> _Stated goal_:
Extract the complete listing and output it unchanged.

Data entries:
- - -

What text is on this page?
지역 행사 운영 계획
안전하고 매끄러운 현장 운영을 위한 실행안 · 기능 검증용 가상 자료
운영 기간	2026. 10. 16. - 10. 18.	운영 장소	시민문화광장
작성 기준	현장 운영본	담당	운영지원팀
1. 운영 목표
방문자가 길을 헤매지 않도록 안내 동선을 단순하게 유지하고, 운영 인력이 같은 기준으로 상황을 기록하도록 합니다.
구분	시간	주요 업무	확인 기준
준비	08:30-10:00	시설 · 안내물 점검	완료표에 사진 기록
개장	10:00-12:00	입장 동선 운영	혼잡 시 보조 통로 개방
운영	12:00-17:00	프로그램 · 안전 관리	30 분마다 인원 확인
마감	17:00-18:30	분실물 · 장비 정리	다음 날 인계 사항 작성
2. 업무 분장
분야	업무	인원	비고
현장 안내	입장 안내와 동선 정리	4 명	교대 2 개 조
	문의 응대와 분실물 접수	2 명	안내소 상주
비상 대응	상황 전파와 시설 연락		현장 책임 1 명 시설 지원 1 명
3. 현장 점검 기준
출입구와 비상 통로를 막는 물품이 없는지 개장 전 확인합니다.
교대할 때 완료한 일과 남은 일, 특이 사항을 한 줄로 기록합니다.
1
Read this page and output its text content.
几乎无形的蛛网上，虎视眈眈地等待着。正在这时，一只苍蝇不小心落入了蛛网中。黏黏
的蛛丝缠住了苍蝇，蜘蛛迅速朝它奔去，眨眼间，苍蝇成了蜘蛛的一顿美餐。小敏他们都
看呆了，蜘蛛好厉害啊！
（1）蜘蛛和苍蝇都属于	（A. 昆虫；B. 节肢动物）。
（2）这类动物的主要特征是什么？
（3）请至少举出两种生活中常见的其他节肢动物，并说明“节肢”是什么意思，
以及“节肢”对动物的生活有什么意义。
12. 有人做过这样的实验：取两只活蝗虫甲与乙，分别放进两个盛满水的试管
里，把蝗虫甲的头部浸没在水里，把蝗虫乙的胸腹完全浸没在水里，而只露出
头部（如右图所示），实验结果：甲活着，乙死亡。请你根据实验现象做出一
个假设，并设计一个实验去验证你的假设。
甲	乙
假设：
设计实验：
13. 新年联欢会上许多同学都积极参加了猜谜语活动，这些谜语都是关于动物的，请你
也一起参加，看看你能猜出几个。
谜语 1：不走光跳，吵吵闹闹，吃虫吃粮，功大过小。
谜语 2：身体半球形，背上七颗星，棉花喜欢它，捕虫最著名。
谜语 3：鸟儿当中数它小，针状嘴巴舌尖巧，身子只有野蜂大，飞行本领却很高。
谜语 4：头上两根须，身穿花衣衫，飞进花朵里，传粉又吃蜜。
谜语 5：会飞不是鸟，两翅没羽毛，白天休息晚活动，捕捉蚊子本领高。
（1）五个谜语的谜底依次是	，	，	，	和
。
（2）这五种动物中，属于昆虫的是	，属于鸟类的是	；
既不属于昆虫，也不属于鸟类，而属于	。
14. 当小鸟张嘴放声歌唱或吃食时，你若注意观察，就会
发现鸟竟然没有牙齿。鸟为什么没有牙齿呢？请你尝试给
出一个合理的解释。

- - -

> _Solution to this problem_:
What text is on this page?
지역 행사 운영 계획
안전하고 매끄러운 현장 운영을 위한 실행안 · 기능 검증용 가상 자료
운영 기간	2026. 10. 16. - 10. 18.	운영 장소	시민문화광장
작성 기준	현장 운영본	담당	운영지원팀
1. 운영 목표
방문자가 길을 헤매지 않도록 안내 동선을 단순하게 유지하고, 운영 인력이 같은 기준으로 상황을 기록하도록 합니다.
구분	시간	주요 업무	확인 기준
준비	08:30-10:00	시설 · 안내물 점검	완료표에 사진 기록
개장	10:00-12:00	입장 동선 운영	혼잡 시 보조 통로 개방
운영	12:00-17:00	프로그램 · 안전 관리	30 분마다 인원 확인
마감	17:00-18:30	분실물 · 장비 정리	다음 날 인계 사항 작성
2. 업무 분장
분야	업무	인원	비고
현장 안내	입장 안내와 동선 정리	4 명	교대 2 개 조
	문의 응대와 분실물 접수	2 명	안내소 상주
비상 대응	상황 전파와 시설 연락		현장 책임 1 명 시설 지원 1 명
3. 현장 점검 기준
출입구와 비상 통로를 막는 물품이 없는지 개장 전 확인합니다.
교대할 때 완료한 일과 남은 일, 특이 사항을 한 줄로 기록합니다.
1
Read this page and output its text content.
几乎无形的蛛网上，虎视眈眈地等待着。正在这时，一只苍蝇不小心落入了蛛网中。黏黏
的蛛丝缠住了苍蝇，蜘蛛迅速朝它奔去，眨眼间，苍蝇成了蜘蛛的一顿美餐。小敏他们都
看呆了，蜘蛛好厉害啊！
（1）蜘蛛和苍蝇都属于	（A. 昆虫；B. 节肢动物）。
（2）这类动物的主要特征是什么？
（3）请至少举出两种生活中常见的其他节肢动物，并说明“节肢”是什么意思，
以及“节肢”对动物的生活有什么意义。
12. 有人做过这样的实验：取两只活蝗虫甲与乙，分别放进两个盛满水的试管
里，把蝗虫甲的头部浸没在水里，把蝗虫乙的胸腹完全浸没在水里，而只露出
头部（如右图所示），实验结果：甲活着，乙死亡。请你根据实验现象做出一
个假设，并设计一个实验去验证你的假设。
甲	乙
假设：
设计实验：
13. 新年联欢会上许多同学都积极参加了猜谜语活动，这些谜语都是关于动物的，请你
也一起参加，看看你能猜出几个。
谜语 1：不走光跳，吵吵闹闹，吃虫吃粮，功大过小。
谜语 2：身体半球形，背上七颗星，棉花喜欢它，捕虫最著名。
谜语 3：鸟儿当中数它小，针状嘴巴舌尖巧，身子只有野蜂大，飞行本领却很高。
谜语 4：头上两根须，身穿花衣衫，飞进花朵里，传粉又吃蜜。
谜语 5：会飞不是鸟，两翅没羽毛，白天休息晚活动，捕捉蚊子本领高。
（1）五个谜语的谜底依次是	，	，	，	和
。
（2）这五种动物中，属于昆虫的是	，属于鸟类的是	；
既不属于昆虫，也不属于鸟类，而属于	。
14. 当小鸟张嘴放声歌唱或吃食时，你若注意观察，就会
发现鸟竟然没有牙齿。鸟为什么没有牙齿呢？请你尝试给
出一个合理的解释。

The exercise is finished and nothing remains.